Records that describe figures:
-- START --

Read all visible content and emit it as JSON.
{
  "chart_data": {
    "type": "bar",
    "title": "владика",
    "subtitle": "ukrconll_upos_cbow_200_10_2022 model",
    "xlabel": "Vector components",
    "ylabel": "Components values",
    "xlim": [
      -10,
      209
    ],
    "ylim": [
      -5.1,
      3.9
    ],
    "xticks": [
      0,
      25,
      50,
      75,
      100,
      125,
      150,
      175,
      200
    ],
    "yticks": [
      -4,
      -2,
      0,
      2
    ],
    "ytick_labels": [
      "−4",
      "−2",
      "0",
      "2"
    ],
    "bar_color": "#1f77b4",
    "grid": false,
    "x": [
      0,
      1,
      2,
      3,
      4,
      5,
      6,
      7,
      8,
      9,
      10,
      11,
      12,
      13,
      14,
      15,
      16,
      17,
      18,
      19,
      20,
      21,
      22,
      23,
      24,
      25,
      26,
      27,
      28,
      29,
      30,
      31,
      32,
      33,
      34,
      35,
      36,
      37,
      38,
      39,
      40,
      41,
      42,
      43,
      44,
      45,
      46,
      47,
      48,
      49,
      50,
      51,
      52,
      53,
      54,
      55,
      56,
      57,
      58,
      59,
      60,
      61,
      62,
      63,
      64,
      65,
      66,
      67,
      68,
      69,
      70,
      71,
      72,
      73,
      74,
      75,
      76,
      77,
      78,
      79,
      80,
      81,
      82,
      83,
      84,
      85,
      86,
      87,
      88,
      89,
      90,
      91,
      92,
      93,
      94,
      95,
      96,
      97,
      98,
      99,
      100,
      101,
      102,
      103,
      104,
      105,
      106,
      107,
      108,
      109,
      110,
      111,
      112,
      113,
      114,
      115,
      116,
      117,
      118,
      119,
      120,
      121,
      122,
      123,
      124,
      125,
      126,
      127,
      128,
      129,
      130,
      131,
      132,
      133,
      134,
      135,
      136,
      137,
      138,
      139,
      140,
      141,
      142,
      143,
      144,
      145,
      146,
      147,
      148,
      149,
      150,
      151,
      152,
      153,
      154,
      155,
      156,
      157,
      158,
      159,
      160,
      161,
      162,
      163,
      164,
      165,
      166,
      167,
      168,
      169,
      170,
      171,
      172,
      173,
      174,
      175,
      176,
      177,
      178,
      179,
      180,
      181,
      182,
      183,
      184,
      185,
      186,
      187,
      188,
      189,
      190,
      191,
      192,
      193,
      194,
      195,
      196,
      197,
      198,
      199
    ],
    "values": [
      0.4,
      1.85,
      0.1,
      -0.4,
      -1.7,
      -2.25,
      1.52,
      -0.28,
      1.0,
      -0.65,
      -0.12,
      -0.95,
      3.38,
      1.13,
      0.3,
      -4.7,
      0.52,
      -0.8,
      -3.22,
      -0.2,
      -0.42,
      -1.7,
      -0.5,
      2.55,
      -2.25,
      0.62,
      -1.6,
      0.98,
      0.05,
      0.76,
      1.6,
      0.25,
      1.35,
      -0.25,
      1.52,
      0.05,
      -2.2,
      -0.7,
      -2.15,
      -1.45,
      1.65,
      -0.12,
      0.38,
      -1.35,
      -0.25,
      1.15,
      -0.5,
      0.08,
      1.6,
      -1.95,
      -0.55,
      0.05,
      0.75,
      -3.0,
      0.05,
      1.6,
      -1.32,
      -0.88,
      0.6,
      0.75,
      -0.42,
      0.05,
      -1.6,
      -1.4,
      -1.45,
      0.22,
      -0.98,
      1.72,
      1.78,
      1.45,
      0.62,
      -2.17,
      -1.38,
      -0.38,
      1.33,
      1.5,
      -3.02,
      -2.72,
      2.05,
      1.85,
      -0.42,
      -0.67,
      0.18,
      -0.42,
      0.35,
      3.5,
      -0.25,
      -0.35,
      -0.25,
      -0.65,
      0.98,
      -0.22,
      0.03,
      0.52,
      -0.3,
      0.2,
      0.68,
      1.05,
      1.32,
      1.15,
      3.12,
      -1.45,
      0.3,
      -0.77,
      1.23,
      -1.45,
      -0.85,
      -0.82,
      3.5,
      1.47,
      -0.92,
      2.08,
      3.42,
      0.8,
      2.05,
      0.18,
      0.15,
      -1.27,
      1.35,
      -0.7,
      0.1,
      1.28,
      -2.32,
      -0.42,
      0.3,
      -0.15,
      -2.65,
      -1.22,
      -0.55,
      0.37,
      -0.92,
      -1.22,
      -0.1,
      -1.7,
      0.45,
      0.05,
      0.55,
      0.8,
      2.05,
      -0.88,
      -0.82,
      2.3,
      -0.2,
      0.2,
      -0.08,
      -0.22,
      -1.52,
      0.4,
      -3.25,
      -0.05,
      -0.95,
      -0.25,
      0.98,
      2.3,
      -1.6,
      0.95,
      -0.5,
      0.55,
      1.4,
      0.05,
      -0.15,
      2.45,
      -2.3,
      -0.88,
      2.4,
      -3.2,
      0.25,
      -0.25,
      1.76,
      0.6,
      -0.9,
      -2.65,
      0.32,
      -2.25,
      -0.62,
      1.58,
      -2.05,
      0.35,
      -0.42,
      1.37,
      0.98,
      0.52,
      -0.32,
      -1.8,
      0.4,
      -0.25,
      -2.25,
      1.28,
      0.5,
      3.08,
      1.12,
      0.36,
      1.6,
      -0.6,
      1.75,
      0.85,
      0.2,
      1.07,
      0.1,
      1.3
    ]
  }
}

-- END --

**DO THIS:** The lines above should be duplicated exactly.

**SOLUTION:**
Read all visible content and emit it as JSON.
{
  "chart_data": {
    "type": "bar",
    "title": "владика",
    "subtitle": "ukrconll_upos_cbow_200_10_2022 model",
    "xlabel": "Vector components",
    "ylabel": "Components values",
    "xlim": [
      -10,
      209
    ],
    "ylim": [
      -5.1,
      3.9
    ],
    "xticks": [
      0,
      25,
      50,
      75,
      100,
      125,
      150,
      175,
      200
    ],
    "yticks": [
      -4,
      -2,
      0,
      2
    ],
    "ytick_labels": [
      "−4",
      "−2",
      "0",
      "2"
    ],
    "bar_color": "#1f77b4",
    "grid": false,
    "x": [
      0,
      1,
      2,
      3,
      4,
      5,
      6,
      7,
      8,
      9,
      10,
      11,
      12,
      13,
      14,
      15,
      16,
      17,
      18,
      19,
      20,
      21,
      22,
      23,
      24,
      25,
      26,
      27,
      28,
      29,
      30,
      31,
      32,
      33,
      34,
      35,
      36,
      37,
      38,
      39,
      40,
      41,
      42,
      43,
      44,
      45,
      46,
      47,
      48,
      49,
      50,
      51,
      52,
      53,
      54,
      55,
      56,
      57,
      58,
      59,
      60,
      61,
      62,
      63,
      64,
      65,
      66,
      67,
      68,
      69,
      70,
      71,
      72,
      73,
      74,
      75,
      76,
      77,
      78,
      79,
      80,
      81,
      82,
      83,
      84,
      85,
      86,
      87,
      88,
      89,
      90,
      91,
      92,
      93,
      94,
      95,
      96,
      97,
      98,
      99,
      100,
      101,
      102,
      103,
      104,
      105,
      106,
      107,
      108,
      109,
      110,
      111,
      112,
      113,
      114,
      115,
      116,
      117,
      118,
      119,
      120,
      121,
      122,
      123,
      124,
      125,
      126,
      127,
      128,
      129,
      130,
      131,
      132,
      133,
      134,
      135,
      136,
      137,
      138,
      139,
      140,
      141,
      142,
      143,
      144,
      145,
      146,
      147,
      148,
      149,
      150,
      151,
      152,
      153,
      154,
      155,
      156,
      157,
      158,
      159,
      160,
      161,
      162,
      163,
      164,
      165,
      166,
      167,
      168,
      169,
      170,
      171,
      172,
      173,
      174,
      175,
      176,
      177,
      178,
      179,
      180,
      181,
      182,
      183,
      184,
      185,
      186,
      187,
      188,
      189,
      190,
      191,
      192,
      193,
      194,
      195,
      196,
      197,
      198,
      199
    ],
    "values": [
      0.4,
      1.85,
      0.1,
      -0.4,
      -1.7,
      -2.25,
      1.52,
      -0.28,
      1.0,
      -0.65,
      -0.12,
      -0.95,
      3.38,
      1.13,
      0.3,
      -4.7,
      0.52,
      -0.8,
      -3.22,
      -0.2,
      -0.42,
      -1.7,
      -0.5,
      2.55,
      -2.25,
      0.62,
      -1.6,
      0.98,
      0.05,
      0.76,
      1.6,
      0.25,
      1.35,
      -0.25,
      1.52,
      0.05,
      -2.2,
      -0.7,
      -2.15,
      -1.45,
      1.65,
      -0.12,
      0.38,
      -1.35,
      -0.25,
      1.15,
      -0.5,
      0.08,
      1.6,
      -1.95,
      -0.55,
      0.05,
      0.75,
      -3.0,
      0.05,
      1.6,
      -1.32,
      -0.88,
      0.6,
      0.75,
      -0.42,
      0.05,
      -1.6,
      -1.4,
      -1.45,
      0.22,
      -0.98,
      1.72,
      1.78,
      1.45,
      0.62,
      -2.17,
      -1.38,
      -0.38,
      1.33,
      1.5,
      -3.02,
      -2.72,
      2.05,
      1.85,
      -0.42,
      -0.67,
      0.18,
      -0.42,
      0.35,
      3.5,
      -0.25,
      -0.35,
      -0.25,
      -0.65,
      0.98,
      -0.22,
      0.03,
      0.52,
      -0.3,
      0.2,
      0.68,
      1.05,
      1.32,
      1.15,
      3.12,
      -1.45,
      0.3,
      -0.77,
      1.23,
      -1.45,
      -0.85,
      -0.82,
      3.5,
      1.47,
      -0.92,
      2.08,
      3.42,
      0.8,
      2.05,
      0.18,
      0.15,
      -1.27,
      1.35,
      -0.7,
      0.1,
      1.28,
      -2.32,
      -0.42,
      0.3,
      -0.15,
      -2.65,
      -1.22,
      -0.55,
      0.37,
      -0.92,
      -1.22,
      -0.1,
      -1.7,
      0.45,
      0.05,
      0.55,
      0.8,
      2.05,
      -0.88,
      -0.82,
      2.3,
      -0.2,
      0.2,
      -0.08,
      -0.22,
      -1.52,
      0.4,
      -3.25,
      -0.05,
      -0.95,
      -0.25,
      0.98,
      2.3,
      -1.6,
      0.95,
      -0.5,
      0.55,
      1.4,
      0.05,
      -0.15,
      2.45,
      -2.3,
      -0.88,
      2.4,
      -3.2,
      0.25,
      -0.25,
      1.76,
      0.6,
      -0.9,
      -2.65,
      0.32,
      -2.25,
      -0.62,
      1.58,
      -2.05,
      0.35,
      -0.42,
      1.37,
      0.98,
      0.52,
      -0.32,
      -1.8,
      0.4,
      -0.25,
      -2.25,
      1.28,
      0.5,
      3.08,
      1.12,
      0.36,
      1.6,
      -0.6,
      1.75,
      0.85,
      0.2,
      1.07,
      0.1,
      1.3
    ]
  }
}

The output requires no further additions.